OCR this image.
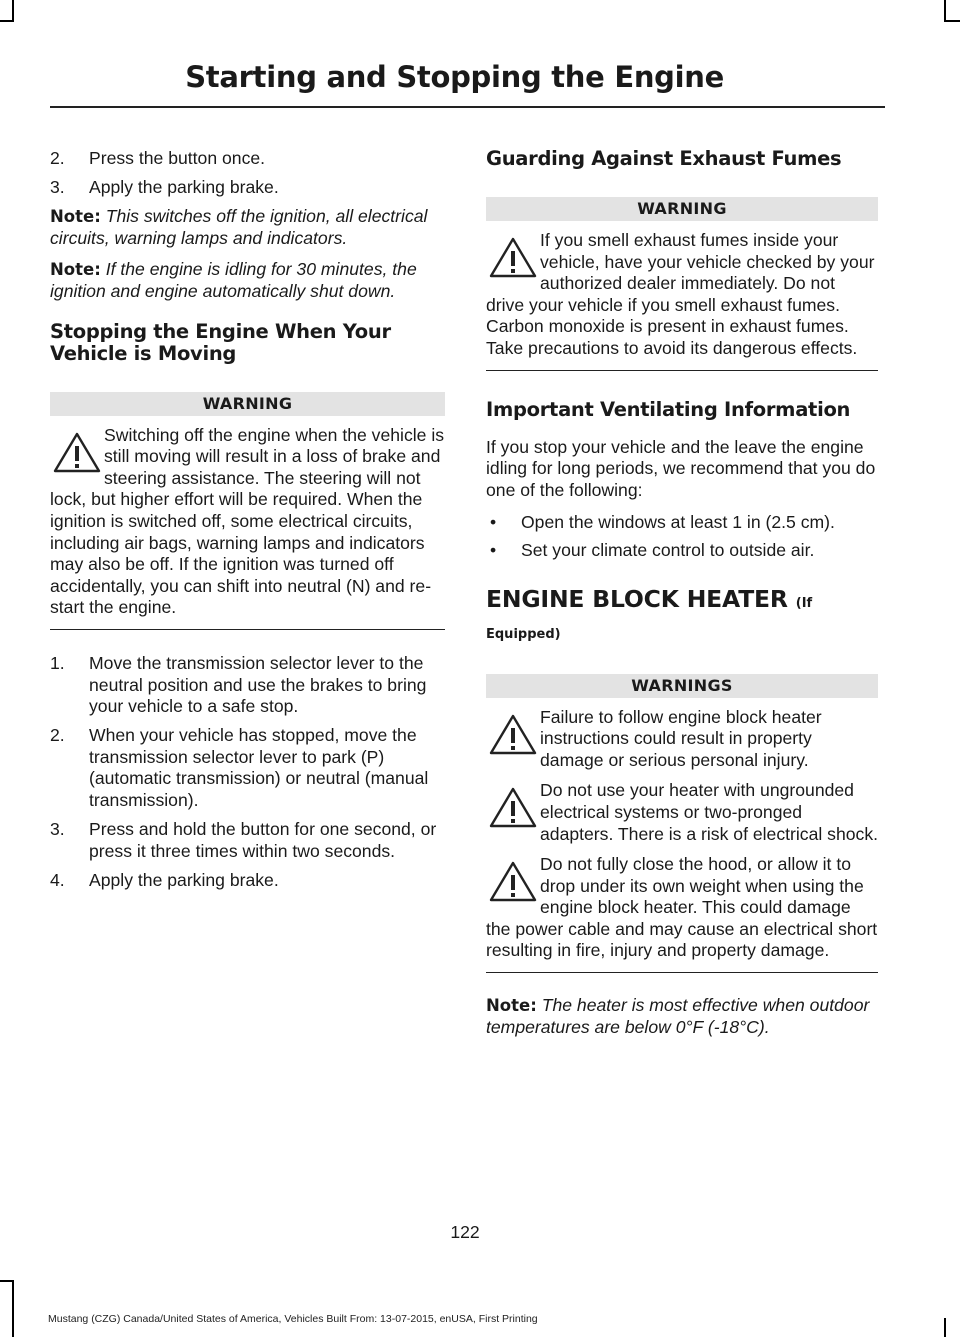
Starting and Stopping the Engine
2. Press the button once.
3. Apply the parking brake.

Note: This switches off the ignition, all electrical circuits, warning lamps and indicators.

Note: If the engine is idling for 30 minutes, the ignition and engine automatically shut down.

Stopping the Engine When Your Vehicle is Moving
WARNING
Switching off the engine when the vehicle is still moving will result in a loss of brake and steering assistance. The steering will not lock, but higher effort will be required. When the ignition is switched off, some electrical circuits, including air bags, warning lamps and indicators may also be off. If the ignition was turned off accidentally, you can shift into neutral (N) and re-start the engine.
1. Move the transmission selector lever to the neutral position and use the brakes to bring your vehicle to a safe stop.
2. When your vehicle has stopped, move the transmission selector lever to park (P) (automatic transmission) or neutral (manual transmission).
3. Press and hold the button for one second, or press it three times within two seconds.
4. Apply the parking brake.
Guarding Against Exhaust Fumes
WARNING
If you smell exhaust fumes inside your vehicle, have your vehicle checked by your authorized dealer immediately. Do not drive your vehicle if you smell exhaust fumes. Carbon monoxide is present in exhaust fumes. Take precautions to avoid its dangerous effects.
Important Ventilating Information

If you stop your vehicle and the leave the engine idling for long periods, we recommend that you do one of the following:

• Open the windows at least 1 in (2.5 cm).
• Set your climate control to outside air.
ENGINE BLOCK HEATER (If Equipped)
WARNINGS
Failure to follow engine block heater instructions could result in property damage or serious personal injury.
Do not use your heater with ungrounded electrical systems or two-pronged adapters. There is a risk of electrical shock.
Do not fully close the hood, or allow it to drop under its own weight when using the engine block heater. This could damage the power cable and may cause an electrical short resulting in fire, injury and property damage.

Note: The heater is most effective when outdoor temperatures are below 0°F (-18°C).

122
Mustang (CZG) Canada/United States of America, Vehicles Built From: 13-07-2015, enUSA, First Printing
━━━━━━━━
Copy each line that holds the word "damage".

Failure to follow engine block heater instructions could result in property damage or serious personal injury.
Do not fully close the hood, or allow it to drop under its own weight when using the engine block heater. This could damage the power cable and may cause an electrical short resulting in fire, injury and property damage.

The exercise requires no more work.